*** The data

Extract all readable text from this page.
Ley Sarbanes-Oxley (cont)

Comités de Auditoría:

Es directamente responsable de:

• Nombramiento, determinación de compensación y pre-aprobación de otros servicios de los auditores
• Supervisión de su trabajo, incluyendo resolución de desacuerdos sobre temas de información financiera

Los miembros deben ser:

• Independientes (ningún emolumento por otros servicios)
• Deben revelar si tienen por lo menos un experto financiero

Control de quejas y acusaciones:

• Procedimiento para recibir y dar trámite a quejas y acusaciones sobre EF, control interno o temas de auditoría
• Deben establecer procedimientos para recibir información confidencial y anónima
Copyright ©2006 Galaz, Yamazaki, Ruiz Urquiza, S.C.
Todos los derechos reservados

******

Stated problem:
Scan the records for the string "sobre". Copy each line in which it appears.

Result:
• Supervisión de su trabajo, incluyendo resolución de desacuerdos sobre temas de información financiera
• Procedimiento para recibir y dar trámite a quejas y acusaciones sobre EF, control interno o temas de auditoría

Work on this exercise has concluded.